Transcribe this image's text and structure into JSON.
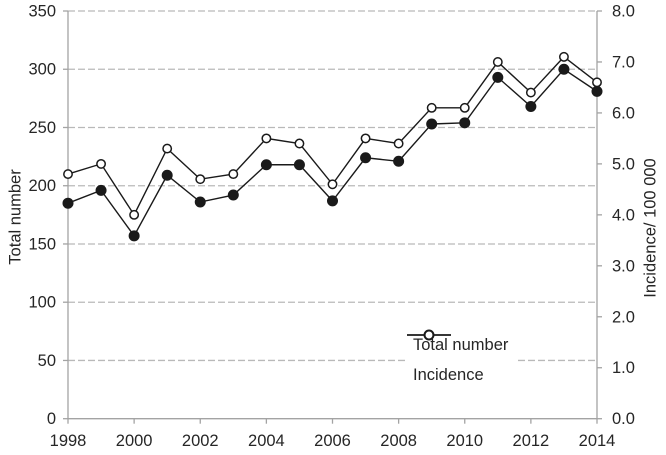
{
  "chart_data": {
    "type": "line",
    "title": "",
    "x": [
      1998,
      1999,
      2000,
      2001,
      2002,
      2003,
      2004,
      2005,
      2006,
      2007,
      2008,
      2009,
      2010,
      2011,
      2012,
      2013,
      2014
    ],
    "series": [
      {
        "name": "Total number",
        "axis": "left",
        "marker": "filled-circle",
        "values": [
          185,
          196,
          157,
          209,
          186,
          192,
          218,
          218,
          187,
          224,
          221,
          253,
          254,
          293,
          268,
          300,
          281
        ]
      },
      {
        "name": "Incidence",
        "axis": "right",
        "marker": "open-circle",
        "values": [
          4.8,
          5.0,
          4.0,
          5.3,
          4.7,
          4.8,
          5.5,
          5.4,
          4.6,
          5.5,
          5.4,
          6.1,
          6.1,
          7.0,
          6.4,
          7.1,
          6.6
        ]
      }
    ],
    "left_axis": {
      "label": "Total number",
      "min": 0,
      "max": 350,
      "step": 50
    },
    "right_axis": {
      "label": "Incidence/ 100 000",
      "min": 0,
      "max": 8,
      "step": 1,
      "decimals": 1
    },
    "x_axis": {
      "tick_start": 1998,
      "tick_end": 2014,
      "tick_step": 2
    },
    "legend": {
      "position": "inside-bottom-right",
      "entries": [
        "Total number",
        "Incidence"
      ]
    },
    "grid": "dashed-horizontal",
    "colors": {
      "series": "#1a1a1a",
      "marker_open_fill": "#ffffff",
      "gridline": "#b9b9b9",
      "axis_line": "#a3a3a3",
      "text": "#262626",
      "background": "#ffffff"
    }
  }
}
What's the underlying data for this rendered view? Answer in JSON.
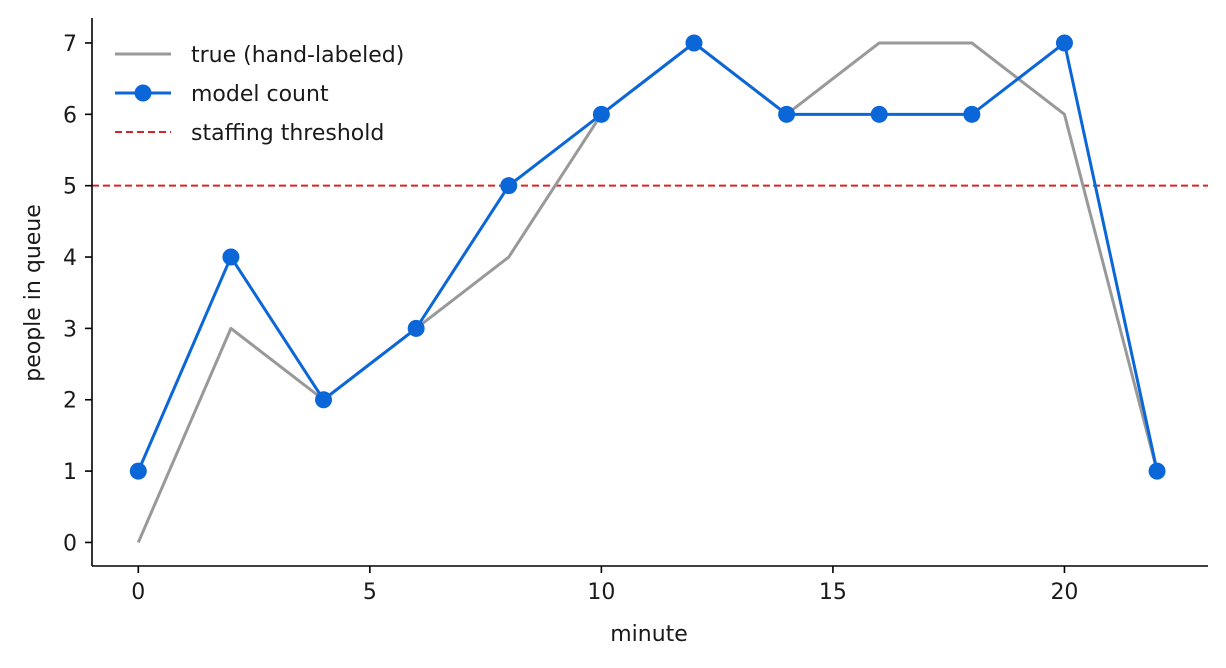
{
  "chart_data": {
    "type": "line",
    "xlabel": "minute",
    "ylabel": "people in queue",
    "xlim": [
      -1,
      23.1
    ],
    "ylim": [
      -0.33,
      7.35
    ],
    "xticks": [
      0,
      5,
      10,
      15,
      20
    ],
    "yticks": [
      0,
      1,
      2,
      3,
      4,
      5,
      6,
      7
    ],
    "grid": false,
    "legend_position": "top-left",
    "series": [
      {
        "name": "true (hand-labeled)",
        "color": "#999999",
        "marker": "none",
        "x": [
          0,
          2,
          4,
          6,
          8,
          10,
          12,
          14,
          16,
          18,
          20,
          22
        ],
        "y": [
          0,
          3,
          2,
          3,
          4,
          6,
          7,
          6,
          7,
          7,
          6,
          1
        ]
      },
      {
        "name": "model count",
        "color": "#0b66d8",
        "marker": "circle",
        "x": [
          0,
          2,
          4,
          6,
          8,
          10,
          12,
          14,
          16,
          18,
          20,
          22
        ],
        "y": [
          1,
          4,
          2,
          3,
          5,
          6,
          7,
          6,
          6,
          6,
          7,
          1
        ]
      }
    ],
    "reference_lines": [
      {
        "name": "staffing threshold",
        "orientation": "horizontal",
        "y": 5,
        "color": "#d62728",
        "style": "dashed"
      }
    ]
  }
}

──────

* _DO THIS_
Set each line of the records down exactly, leaving every picture out.

* _RESPONSE FOR THIS EXERCISE_
Transcribe this image's text and structure into JSON.
{
  "chart_data": {
    "type": "line",
    "title": "",
    "x": [
      1998,
      1999,
      2000,
      2001,
      2002,
      2003,
      2004,
      2005,
      2006,
      2007,
      2008,
      2009,
      2010,
      2011,
      2012,
      2013,
      2014
    ],
    "series": [
      {
        "name": "Total number",
        "axis": "left",
        "marker": "filled-circle",
        "values": [
          185,
          196,
          157,
          209,
          186,
          192,
          218,
          218,
          187,
          224,
          221,
          253,
          254,
          293,
          268,
          300,
          281
        ]
      },
      {
        "name": "Incidence",
        "axis": "right",
        "marker": "open-circle",
        "values": [
          4.8,
          5.0,
          4.0,
          5.3,
          4.7,
          4.8,
          5.5,
          5.4,
          4.6,
          5.5,
          5.4,
          6.1,
          6.1,
          7.0,
          6.4,
          7.1,
          6.6
        ]
      }
    ],
    "left_axis": {
      "label": "Total number",
      "min": 0,
      "max": 350,
      "step": 50
    },
    "right_axis": {
      "label": "Incidence/ 100 000",
      "min": 0,
      "max": 8,
      "step": 1,
      "decimals": 1
    },
    "x_axis": {
      "tick_start": 1998,
      "tick_end": 2014,
      "tick_step": 2
    },
    "legend": {
      "position": "inside-bottom-right",
      "entries": [
        "Total number",
        "Incidence"
      ]
    },
    "grid": "dashed-horizontal",
    "colors": {
      "series": "#1a1a1a",
      "marker_open_fill": "#ffffff",
      "gridline": "#b9b9b9",
      "axis_line": "#a3a3a3",
      "text": "#262626",
      "background": "#ffffff"
    }
  }
}
What's the underlying data for this rendered view? Answer in JSON.
{
  "chart_data": {
    "type": "line",
    "xlabel": "minute",
    "ylabel": "people in queue",
    "xlim": [
      -1,
      23.1
    ],
    "ylim": [
      -0.33,
      7.35
    ],
    "xticks": [
      0,
      5,
      10,
      15,
      20
    ],
    "yticks": [
      0,
      1,
      2,
      3,
      4,
      5,
      6,
      7
    ],
    "grid": false,
    "legend_position": "top-left",
    "series": [
      {
        "name": "true (hand-labeled)",
        "color": "#999999",
        "marker": "none",
        "x": [
          0,
          2,
          4,
          6,
          8,
          10,
          12,
          14,
          16,
          18,
          20,
          22
        ],
        "y": [
          0,
          3,
          2,
          3,
          4,
          6,
          7,
          6,
          7,
          7,
          6,
          1
        ]
      },
      {
        "name": "model count",
        "color": "#0b66d8",
        "marker": "circle",
        "x": [
          0,
          2,
          4,
          6,
          8,
          10,
          12,
          14,
          16,
          18,
          20,
          22
        ],
        "y": [
          1,
          4,
          2,
          3,
          5,
          6,
          7,
          6,
          6,
          6,
          7,
          1
        ]
      }
    ],
    "reference_lines": [
      {
        "name": "staffing threshold",
        "orientation": "horizontal",
        "y": 5,
        "color": "#d62728",
        "style": "dashed"
      }
    ]
  }
}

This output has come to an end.